> **Short exercise**:
Below are some records; retype all of them exactly.

-- START OF Given records --

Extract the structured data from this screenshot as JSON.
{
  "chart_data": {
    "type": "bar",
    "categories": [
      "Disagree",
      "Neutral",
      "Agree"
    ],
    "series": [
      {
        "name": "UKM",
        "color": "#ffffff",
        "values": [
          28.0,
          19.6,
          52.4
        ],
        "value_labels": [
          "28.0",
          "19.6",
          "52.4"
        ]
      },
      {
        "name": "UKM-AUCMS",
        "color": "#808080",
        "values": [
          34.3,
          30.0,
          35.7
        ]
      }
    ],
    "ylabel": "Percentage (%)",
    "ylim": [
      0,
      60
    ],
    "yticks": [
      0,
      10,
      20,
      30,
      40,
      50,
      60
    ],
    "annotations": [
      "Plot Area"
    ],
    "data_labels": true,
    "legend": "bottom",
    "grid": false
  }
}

-- END OF Given records --

> **Correct response**:
Extract the structured data from this screenshot as JSON.
{
  "chart_data": {
    "type": "bar",
    "categories": [
      "Disagree",
      "Neutral",
      "Agree"
    ],
    "series": [
      {
        "name": "UKM",
        "color": "#ffffff",
        "values": [
          28.0,
          19.6,
          52.4
        ],
        "value_labels": [
          "28.0",
          "19.6",
          "52.4"
        ]
      },
      {
        "name": "UKM-AUCMS",
        "color": "#808080",
        "values": [
          34.3,
          30.0,
          35.7
        ]
      }
    ],
    "ylabel": "Percentage (%)",
    "ylim": [
      0,
      60
    ],
    "yticks": [
      0,
      10,
      20,
      30,
      40,
      50,
      60
    ],
    "annotations": [
      "Plot Area"
    ],
    "data_labels": true,
    "legend": "bottom",
    "grid": false
  }
}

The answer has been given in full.